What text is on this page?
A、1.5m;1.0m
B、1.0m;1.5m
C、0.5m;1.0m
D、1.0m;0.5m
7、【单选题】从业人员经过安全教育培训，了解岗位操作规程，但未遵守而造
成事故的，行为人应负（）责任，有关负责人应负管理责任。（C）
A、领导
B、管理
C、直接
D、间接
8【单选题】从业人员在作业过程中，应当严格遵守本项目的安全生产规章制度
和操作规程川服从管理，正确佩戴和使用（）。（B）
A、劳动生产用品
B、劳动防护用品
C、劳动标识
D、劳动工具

============

● Task to carry out: From the records above, please extract every line and repeat it exactly.

● Correct response:
What text is on this page?
A、1.5m;1.0m
B、1.0m;1.5m
C、0.5m;1.0m
D、1.0m;0.5m
7、【单选题】从业人员经过安全教育培训，了解岗位操作规程，但未遵守而造
成事故的，行为人应负（）责任，有关负责人应负管理责任。（C）
A、领导
B、管理
C、直接
D、间接
8【单选题】从业人员在作业过程中，应当严格遵守本项目的安全生产规章制度
和操作规程川服从管理，正确佩戴和使用（）。（B）
A、劳动生产用品
B、劳动防护用品
C、劳动标识
D、劳动工具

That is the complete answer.